— START Entries supplied —

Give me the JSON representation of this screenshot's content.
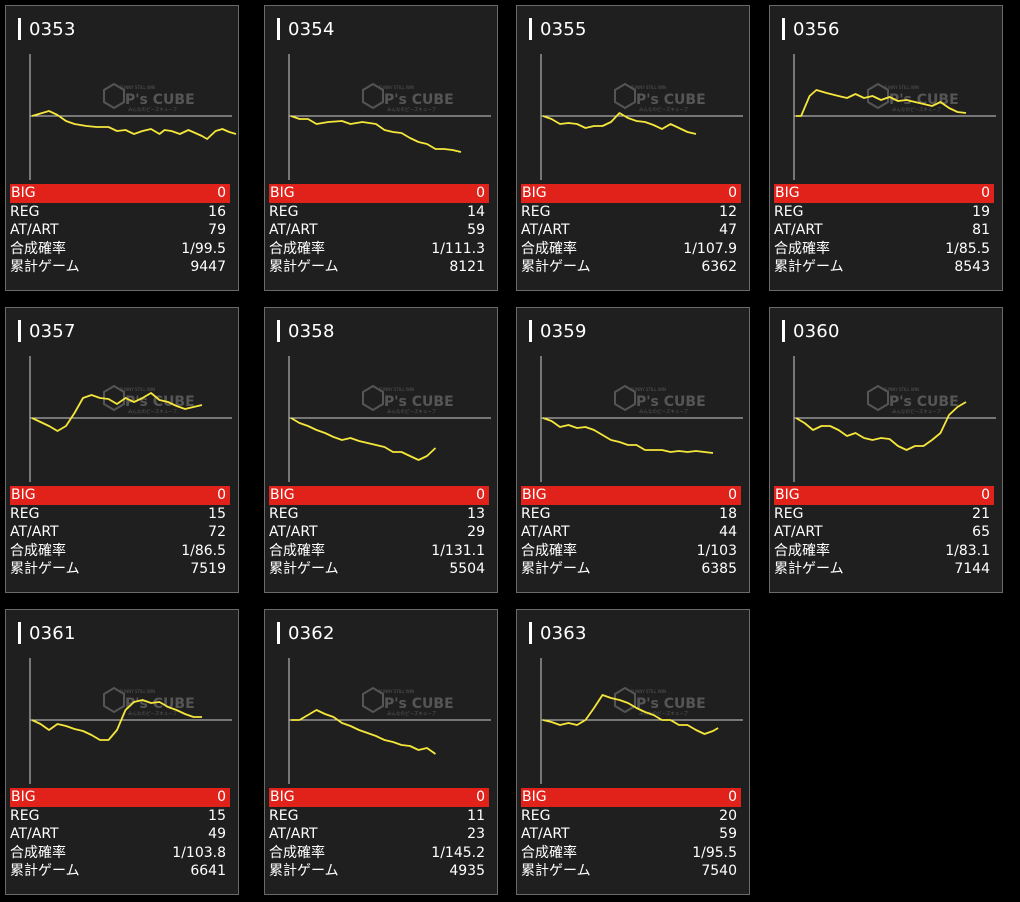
{
  "labels": {
    "big": "BIG",
    "reg": "REG",
    "at": "AT/ART",
    "prob": "合成確率",
    "games": "累計ゲーム"
  },
  "watermark": {
    "brand": "P's CUBE",
    "tagline_top": "FUNNY STILL WIN",
    "tagline_bottom": "みんなのピーズキューブ"
  },
  "colors": {
    "big_row": "#e0221a",
    "graph_line": "#f5e63c",
    "card_bg": "#1f1f1f"
  },
  "machines": [
    {
      "number": "0353",
      "big": "0",
      "reg": "16",
      "at": "79",
      "prob": "1/99.5",
      "games": "9447",
      "graph": [
        [
          0,
          0
        ],
        [
          0.1,
          -5
        ],
        [
          0.15,
          -1
        ],
        [
          0.2,
          5
        ],
        [
          0.25,
          8
        ],
        [
          0.32,
          10
        ],
        [
          0.38,
          11
        ],
        [
          0.45,
          11
        ],
        [
          0.5,
          15
        ],
        [
          0.55,
          14
        ],
        [
          0.6,
          18
        ],
        [
          0.65,
          15
        ],
        [
          0.7,
          13
        ],
        [
          0.75,
          18
        ],
        [
          0.78,
          14
        ],
        [
          0.82,
          15
        ],
        [
          0.87,
          18
        ],
        [
          0.92,
          14
        ],
        [
          1,
          20
        ],
        [
          1.03,
          23
        ],
        [
          1.08,
          15
        ],
        [
          1.12,
          13
        ],
        [
          1.16,
          16
        ],
        [
          1.2,
          18
        ]
      ]
    },
    {
      "number": "0354",
      "big": "0",
      "reg": "14",
      "at": "59",
      "prob": "1/111.3",
      "games": "8121",
      "graph": [
        [
          0,
          0
        ],
        [
          0.05,
          3
        ],
        [
          0.1,
          3
        ],
        [
          0.15,
          8
        ],
        [
          0.22,
          6
        ],
        [
          0.3,
          5
        ],
        [
          0.35,
          8
        ],
        [
          0.42,
          6
        ],
        [
          0.5,
          8
        ],
        [
          0.55,
          14
        ],
        [
          0.6,
          16
        ],
        [
          0.65,
          17
        ],
        [
          0.7,
          22
        ],
        [
          0.75,
          26
        ],
        [
          0.8,
          28
        ],
        [
          0.85,
          33
        ],
        [
          0.9,
          33
        ],
        [
          0.95,
          34
        ],
        [
          1,
          36
        ]
      ]
    },
    {
      "number": "0355",
      "big": "0",
      "reg": "12",
      "at": "47",
      "prob": "1/107.9",
      "games": "6362",
      "graph": [
        [
          0,
          0
        ],
        [
          0.05,
          3
        ],
        [
          0.1,
          8
        ],
        [
          0.15,
          7
        ],
        [
          0.2,
          8
        ],
        [
          0.25,
          12
        ],
        [
          0.3,
          10
        ],
        [
          0.35,
          10
        ],
        [
          0.4,
          6
        ],
        [
          0.45,
          -3
        ],
        [
          0.5,
          2
        ],
        [
          0.55,
          5
        ],
        [
          0.6,
          6
        ],
        [
          0.65,
          9
        ],
        [
          0.7,
          13
        ],
        [
          0.75,
          8
        ],
        [
          0.8,
          12
        ],
        [
          0.85,
          16
        ],
        [
          0.9,
          18
        ]
      ]
    },
    {
      "number": "0356",
      "big": "0",
      "reg": "19",
      "at": "81",
      "prob": "1/85.5",
      "games": "8543",
      "graph": [
        [
          0,
          0
        ],
        [
          0.03,
          0
        ],
        [
          0.08,
          -20
        ],
        [
          0.12,
          -26
        ],
        [
          0.18,
          -23
        ],
        [
          0.25,
          -20
        ],
        [
          0.3,
          -18
        ],
        [
          0.35,
          -22
        ],
        [
          0.4,
          -18
        ],
        [
          0.45,
          -20
        ],
        [
          0.5,
          -16
        ],
        [
          0.55,
          -19
        ],
        [
          0.6,
          -15
        ],
        [
          0.65,
          -16
        ],
        [
          0.7,
          -14
        ],
        [
          0.75,
          -12
        ],
        [
          0.8,
          -10
        ],
        [
          0.85,
          -14
        ],
        [
          0.9,
          -8
        ],
        [
          0.95,
          -4
        ],
        [
          1,
          -3
        ]
      ]
    },
    {
      "number": "0357",
      "big": "0",
      "reg": "15",
      "at": "72",
      "prob": "1/86.5",
      "games": "7519",
      "graph": [
        [
          0,
          0
        ],
        [
          0.05,
          4
        ],
        [
          0.1,
          8
        ],
        [
          0.15,
          13
        ],
        [
          0.2,
          8
        ],
        [
          0.25,
          -5
        ],
        [
          0.3,
          -20
        ],
        [
          0.35,
          -23
        ],
        [
          0.4,
          -20
        ],
        [
          0.45,
          -19
        ],
        [
          0.5,
          -14
        ],
        [
          0.55,
          -20
        ],
        [
          0.6,
          -16
        ],
        [
          0.65,
          -20
        ],
        [
          0.7,
          -25
        ],
        [
          0.75,
          -18
        ],
        [
          0.8,
          -16
        ],
        [
          0.85,
          -12
        ],
        [
          0.9,
          -9
        ],
        [
          0.95,
          -11
        ],
        [
          1,
          -13
        ]
      ]
    },
    {
      "number": "0358",
      "big": "0",
      "reg": "13",
      "at": "29",
      "prob": "1/131.1",
      "games": "5504",
      "graph": [
        [
          0,
          0
        ],
        [
          0.05,
          5
        ],
        [
          0.1,
          8
        ],
        [
          0.15,
          12
        ],
        [
          0.2,
          15
        ],
        [
          0.25,
          19
        ],
        [
          0.3,
          22
        ],
        [
          0.35,
          20
        ],
        [
          0.4,
          23
        ],
        [
          0.45,
          25
        ],
        [
          0.5,
          27
        ],
        [
          0.55,
          29
        ],
        [
          0.6,
          34
        ],
        [
          0.65,
          34
        ],
        [
          0.7,
          38
        ],
        [
          0.75,
          42
        ],
        [
          0.8,
          38
        ],
        [
          0.85,
          30
        ]
      ]
    },
    {
      "number": "0359",
      "big": "0",
      "reg": "18",
      "at": "44",
      "prob": "1/103",
      "games": "6385",
      "graph": [
        [
          0,
          0
        ],
        [
          0.05,
          3
        ],
        [
          0.1,
          9
        ],
        [
          0.15,
          7
        ],
        [
          0.2,
          10
        ],
        [
          0.25,
          9
        ],
        [
          0.3,
          12
        ],
        [
          0.35,
          17
        ],
        [
          0.4,
          22
        ],
        [
          0.45,
          24
        ],
        [
          0.5,
          27
        ],
        [
          0.55,
          27
        ],
        [
          0.6,
          32
        ],
        [
          0.65,
          32
        ],
        [
          0.7,
          32
        ],
        [
          0.75,
          34
        ],
        [
          0.8,
          33
        ],
        [
          0.85,
          34
        ],
        [
          0.9,
          33
        ],
        [
          0.95,
          34
        ],
        [
          1,
          35
        ]
      ]
    },
    {
      "number": "0360",
      "big": "0",
      "reg": "21",
      "at": "65",
      "prob": "1/83.1",
      "games": "7144",
      "graph": [
        [
          0,
          0
        ],
        [
          0.05,
          5
        ],
        [
          0.1,
          12
        ],
        [
          0.15,
          8
        ],
        [
          0.2,
          8
        ],
        [
          0.25,
          12
        ],
        [
          0.3,
          18
        ],
        [
          0.35,
          15
        ],
        [
          0.4,
          20
        ],
        [
          0.45,
          22
        ],
        [
          0.5,
          20
        ],
        [
          0.55,
          21
        ],
        [
          0.6,
          28
        ],
        [
          0.65,
          32
        ],
        [
          0.7,
          28
        ],
        [
          0.75,
          28
        ],
        [
          0.8,
          22
        ],
        [
          0.85,
          15
        ],
        [
          0.9,
          -3
        ],
        [
          0.95,
          -11
        ],
        [
          1,
          -16
        ]
      ]
    },
    {
      "number": "0361",
      "big": "0",
      "reg": "15",
      "at": "49",
      "prob": "1/103.8",
      "games": "6641",
      "graph": [
        [
          0,
          0
        ],
        [
          0.05,
          4
        ],
        [
          0.1,
          10
        ],
        [
          0.15,
          4
        ],
        [
          0.2,
          6
        ],
        [
          0.25,
          9
        ],
        [
          0.3,
          11
        ],
        [
          0.35,
          15
        ],
        [
          0.4,
          20
        ],
        [
          0.45,
          20
        ],
        [
          0.5,
          10
        ],
        [
          0.55,
          -10
        ],
        [
          0.6,
          -18
        ],
        [
          0.65,
          -20
        ],
        [
          0.7,
          -17
        ],
        [
          0.75,
          -18
        ],
        [
          0.8,
          -13
        ],
        [
          0.85,
          -10
        ],
        [
          0.9,
          -6
        ],
        [
          0.95,
          -3
        ],
        [
          1,
          -3
        ]
      ]
    },
    {
      "number": "0362",
      "big": "0",
      "reg": "11",
      "at": "23",
      "prob": "1/145.2",
      "games": "4935",
      "graph": [
        [
          0,
          0
        ],
        [
          0.05,
          0
        ],
        [
          0.1,
          -5
        ],
        [
          0.15,
          -10
        ],
        [
          0.2,
          -6
        ],
        [
          0.25,
          -3
        ],
        [
          0.3,
          3
        ],
        [
          0.35,
          6
        ],
        [
          0.4,
          10
        ],
        [
          0.45,
          13
        ],
        [
          0.5,
          16
        ],
        [
          0.55,
          20
        ],
        [
          0.6,
          22
        ],
        [
          0.65,
          25
        ],
        [
          0.7,
          26
        ],
        [
          0.75,
          30
        ],
        [
          0.8,
          28
        ],
        [
          0.85,
          34
        ]
      ]
    },
    {
      "number": "0363",
      "big": "0",
      "reg": "20",
      "at": "59",
      "prob": "1/95.5",
      "games": "7540",
      "graph": [
        [
          0,
          0
        ],
        [
          0.05,
          2
        ],
        [
          0.1,
          5
        ],
        [
          0.15,
          3
        ],
        [
          0.2,
          5
        ],
        [
          0.25,
          0
        ],
        [
          0.3,
          -12
        ],
        [
          0.35,
          -25
        ],
        [
          0.4,
          -22
        ],
        [
          0.45,
          -20
        ],
        [
          0.5,
          -17
        ],
        [
          0.55,
          -12
        ],
        [
          0.6,
          -8
        ],
        [
          0.65,
          -5
        ],
        [
          0.7,
          0
        ],
        [
          0.75,
          0
        ],
        [
          0.8,
          5
        ],
        [
          0.85,
          5
        ],
        [
          0.9,
          10
        ],
        [
          0.95,
          14
        ],
        [
          1,
          11
        ],
        [
          1.03,
          8
        ]
      ]
    }
  ]
}
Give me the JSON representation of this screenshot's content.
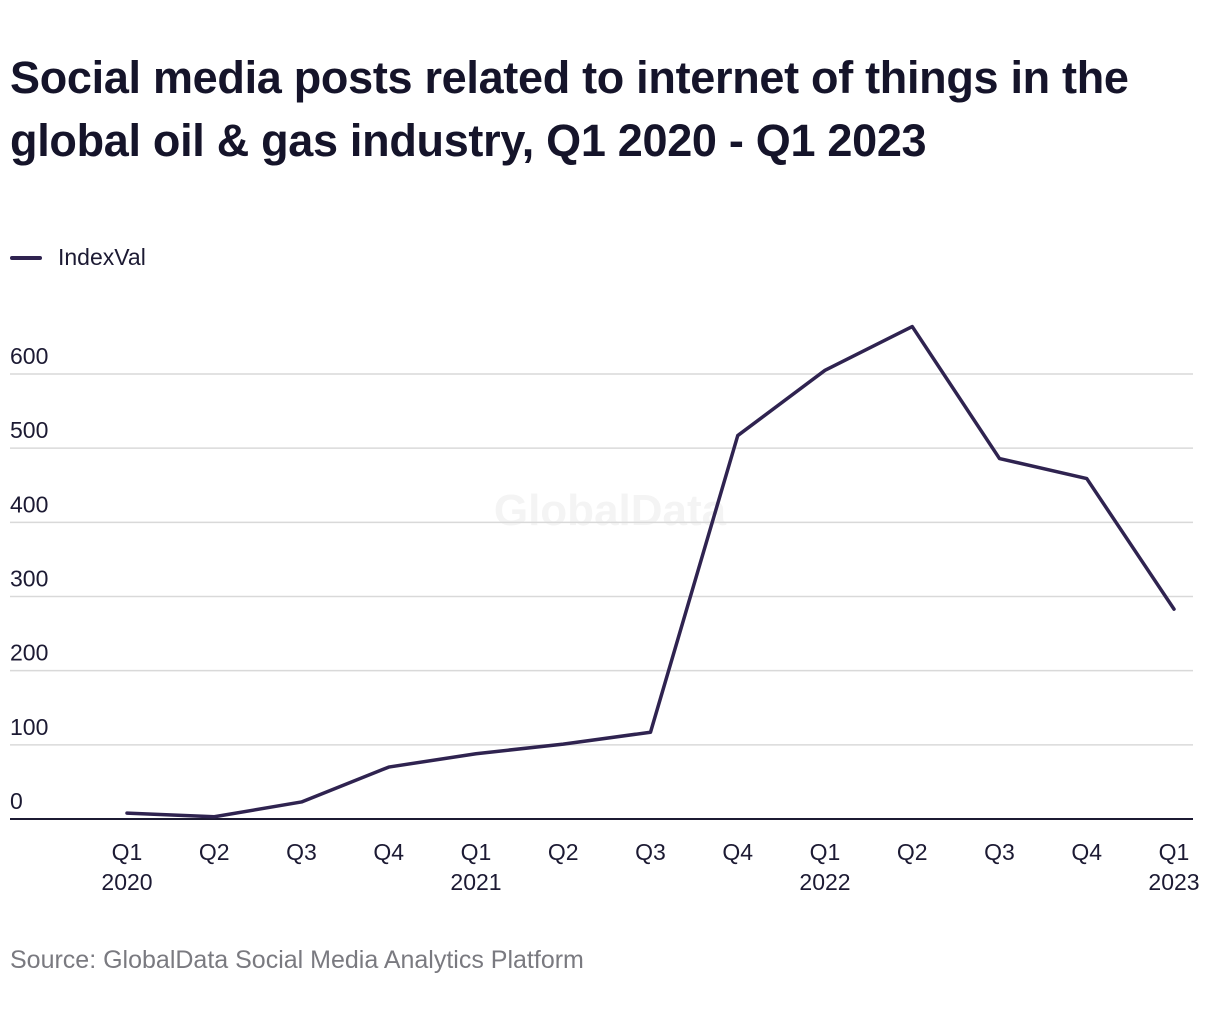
{
  "title": "Social media posts related to internet of things in the global oil & gas industry, Q1 2020 - Q1 2023",
  "source": "Source: GlobalData Social Media Analytics Platform",
  "watermark": "GlobalData",
  "colors": {
    "line": "#2f2350",
    "grid": "#d9d9d9",
    "axis": "#1c1a33",
    "text": "#1c1a33",
    "watermark": "#f4f4f4"
  },
  "chart_data": {
    "type": "line",
    "title": "Social media posts related to internet of things in the global oil & gas industry, Q1 2020 - Q1 2023",
    "xlabel": "",
    "ylabel": "",
    "legend": "top-left",
    "grid": true,
    "ylim": [
      0,
      660
    ],
    "yticks": [
      0,
      100,
      200,
      300,
      400,
      500,
      600
    ],
    "x": [
      "Q1 2020",
      "Q2 2020",
      "Q3 2020",
      "Q4 2020",
      "Q1 2021",
      "Q2 2021",
      "Q3 2021",
      "Q4 2021",
      "Q1 2022",
      "Q2 2022",
      "Q3 2022",
      "Q4 2022",
      "Q1 2023"
    ],
    "tick_labels": [
      [
        "Q1",
        "2020"
      ],
      [
        "Q2",
        ""
      ],
      [
        "Q3",
        ""
      ],
      [
        "Q4",
        ""
      ],
      [
        "Q1",
        "2021"
      ],
      [
        "Q2",
        ""
      ],
      [
        "Q3",
        ""
      ],
      [
        "Q4",
        ""
      ],
      [
        "Q1",
        "2022"
      ],
      [
        "Q2",
        ""
      ],
      [
        "Q3",
        ""
      ],
      [
        "Q4",
        ""
      ],
      [
        "Q1",
        "2023"
      ]
    ],
    "series": [
      {
        "name": "IndexVal",
        "values": [
          8,
          3,
          23,
          70,
          88,
          101,
          117,
          517,
          605,
          664,
          486,
          459,
          283
        ]
      }
    ]
  }
}
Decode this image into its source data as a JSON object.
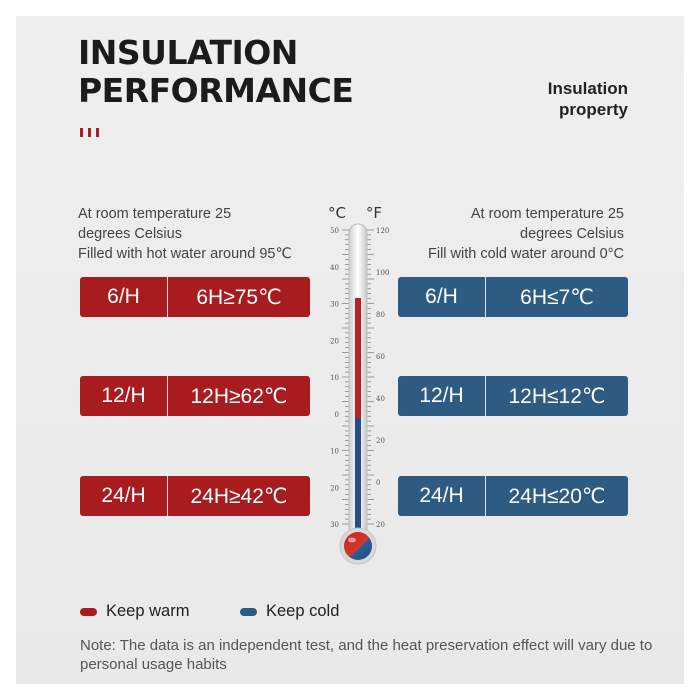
{
  "title": {
    "line1": "INSULATION",
    "line2": "PERFORMANCE"
  },
  "property": {
    "line1": "Insulation",
    "line2": "property"
  },
  "left_desc": {
    "line1": "At room temperature 25",
    "line2": "degrees Celsius",
    "line3": "Filled with hot water around 95℃"
  },
  "right_desc": {
    "line1": "At room temperature 25",
    "line2": "degrees Celsius",
    "line3": "Fill with cold water around 0°C"
  },
  "warm_rows": [
    {
      "hours": "6/H",
      "value": "6H≥75℃"
    },
    {
      "hours": "12/H",
      "value": "12H≥62℃"
    },
    {
      "hours": "24/H",
      "value": "24H≥42℃"
    }
  ],
  "cold_rows": [
    {
      "hours": "6/H",
      "value": "6H≤7℃"
    },
    {
      "hours": "12/H",
      "value": "12H≤12℃"
    },
    {
      "hours": "24/H",
      "value": "24H≤20℃"
    }
  ],
  "thermometer": {
    "celsius_label": "°C",
    "fahrenheit_label": "°F",
    "celsius_ticks": [
      "50",
      "40",
      "30",
      "20",
      "10",
      "0",
      "10",
      "20",
      "30"
    ],
    "fahrenheit_ticks": [
      "120",
      "100",
      "80",
      "60",
      "40",
      "20",
      "0",
      "20"
    ]
  },
  "legend": {
    "warm": "Keep warm",
    "cold": "Keep cold"
  },
  "note": "Note: The data is an independent test, and the heat preservation effect will vary due to personal usage habits",
  "colors": {
    "warm": "#a81c20",
    "cold": "#2d5b82"
  }
}
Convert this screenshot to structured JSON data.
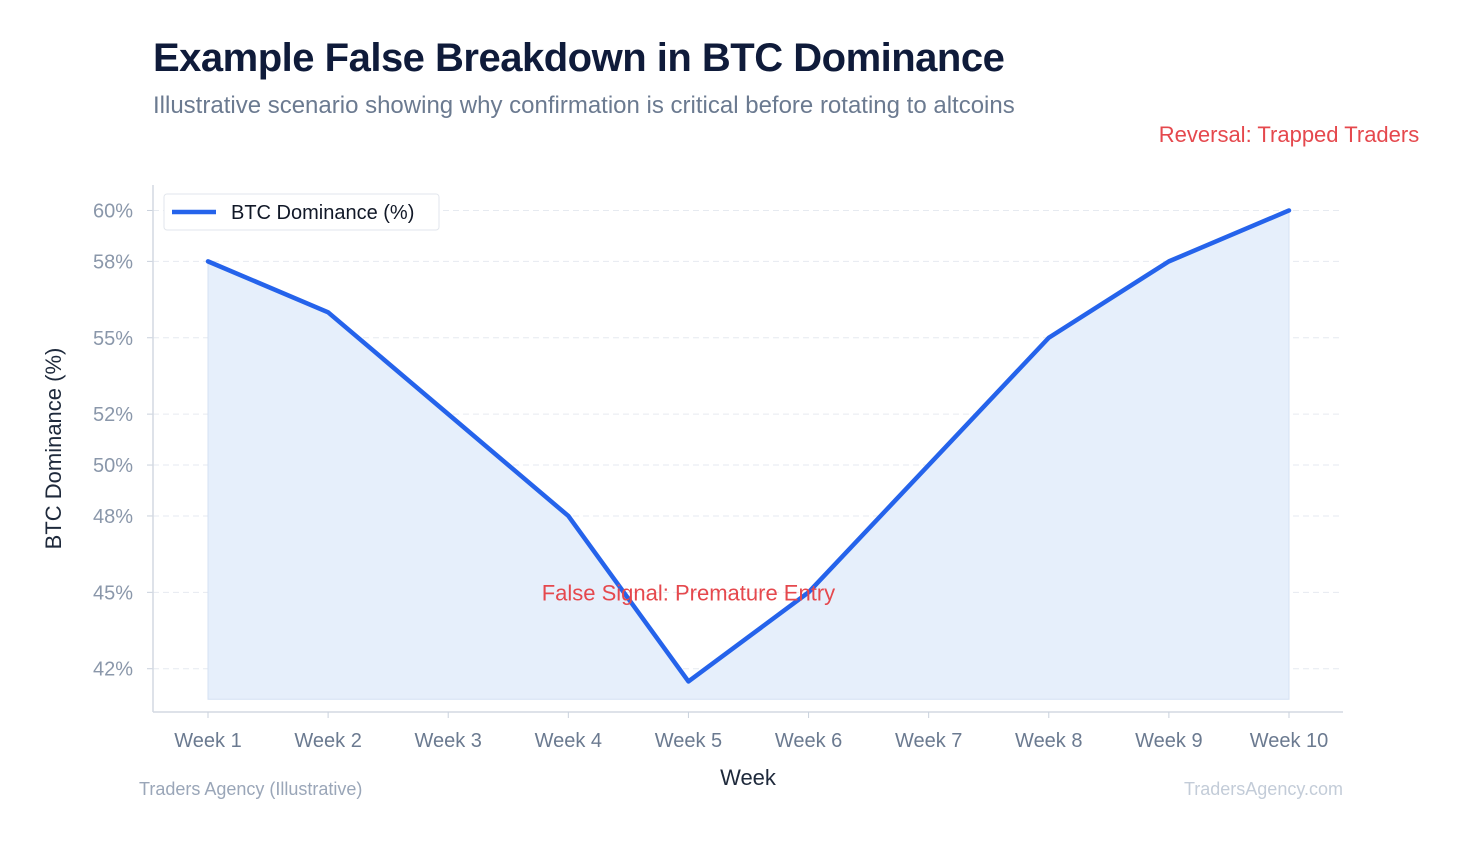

— END Entries supplied —

■ Goal of the exercise ■
Which lines include "games"? Copy each of them out.

■ Worked answer ■
    "games": "累計ゲーム"
      "games": "9447",
      "games": "8121",
      "games": "6362",
      "games": "8543",
      "games": "7519",
      "games": "5504",
      "games": "6385",
      "games": "7144",
      "games": "6641",
      "games": "4935",
      "games": "7540",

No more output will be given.